Goal of the exercise> Give the entries again exactly, every one of them.

(Extracted data entries)
++++++++++++++++++++

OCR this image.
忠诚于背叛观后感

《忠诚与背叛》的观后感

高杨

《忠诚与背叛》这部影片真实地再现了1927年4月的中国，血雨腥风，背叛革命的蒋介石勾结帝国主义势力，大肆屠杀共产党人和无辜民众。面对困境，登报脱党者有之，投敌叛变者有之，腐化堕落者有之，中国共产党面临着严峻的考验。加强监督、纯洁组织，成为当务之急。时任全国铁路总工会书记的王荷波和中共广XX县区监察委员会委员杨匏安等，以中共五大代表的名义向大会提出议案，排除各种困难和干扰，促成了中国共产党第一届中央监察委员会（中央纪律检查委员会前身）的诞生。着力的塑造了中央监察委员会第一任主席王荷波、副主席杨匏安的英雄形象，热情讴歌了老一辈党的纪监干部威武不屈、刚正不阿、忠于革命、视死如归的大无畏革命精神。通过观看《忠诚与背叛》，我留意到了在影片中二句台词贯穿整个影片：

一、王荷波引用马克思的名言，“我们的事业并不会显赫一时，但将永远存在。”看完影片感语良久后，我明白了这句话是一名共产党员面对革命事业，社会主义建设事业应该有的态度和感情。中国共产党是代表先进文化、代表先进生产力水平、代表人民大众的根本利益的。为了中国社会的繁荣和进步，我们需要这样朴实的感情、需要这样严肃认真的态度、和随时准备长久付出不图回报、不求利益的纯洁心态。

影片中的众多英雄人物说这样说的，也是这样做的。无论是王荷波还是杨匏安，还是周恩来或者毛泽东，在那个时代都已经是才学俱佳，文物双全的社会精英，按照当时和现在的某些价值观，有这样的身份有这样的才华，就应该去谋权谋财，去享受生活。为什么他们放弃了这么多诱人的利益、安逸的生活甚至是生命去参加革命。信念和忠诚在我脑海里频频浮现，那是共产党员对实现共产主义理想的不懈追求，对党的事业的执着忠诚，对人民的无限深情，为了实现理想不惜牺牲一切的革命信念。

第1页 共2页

++++++++++++++++++++

Exercise output>
OCR this image.
忠诚于背叛观后感

《忠诚与背叛》的观后感

高杨

《忠诚与背叛》这部影片真实地再现了1927年4月的中国，血雨腥风，背叛革命的蒋介石勾结帝国主义势力，大肆屠杀共产党人和无辜民众。面对困境，登报脱党者有之，投敌叛变者有之，腐化堕落者有之，中国共产党面临着严峻的考验。加强监督、纯洁组织，成为当务之急。时任全国铁路总工会书记的王荷波和中共广XX县区监察委员会委员杨匏安等，以中共五大代表的名义向大会提出议案，排除各种困难和干扰，促成了中国共产党第一届中央监察委员会（中央纪律检查委员会前身）的诞生。着力的塑造了中央监察委员会第一任主席王荷波、副主席杨匏安的英雄形象，热情讴歌了老一辈党的纪监干部威武不屈、刚正不阿、忠于革命、视死如归的大无畏革命精神。通过观看《忠诚与背叛》，我留意到了在影片中二句台词贯穿整个影片：

一、王荷波引用马克思的名言，“我们的事业并不会显赫一时，但将永远存在。”看完影片感语良久后，我明白了这句话是一名共产党员面对革命事业，社会主义建设事业应该有的态度和感情。中国共产党是代表先进文化、代表先进生产力水平、代表人民大众的根本利益的。为了中国社会的繁荣和进步，我们需要这样朴实的感情、需要这样严肃认真的态度、和随时准备长久付出不图回报、不求利益的纯洁心态。

影片中的众多英雄人物说这样说的，也是这样做的。无论是王荷波还是杨匏安，还是周恩来或者毛泽东，在那个时代都已经是才学俱佳，文物双全的社会精英，按照当时和现在的某些价值观，有这样的身份有这样的才华，就应该去谋权谋财，去享受生活。为什么他们放弃了这么多诱人的利益、安逸的生活甚至是生命去参加革命。信念和忠诚在我脑海里频频浮现，那是共产党员对实现共产主义理想的不懈追求，对党的事业的执着忠诚，对人民的无限深情，为了实现理想不惜牺牲一切的革命信念。

第1页 共2页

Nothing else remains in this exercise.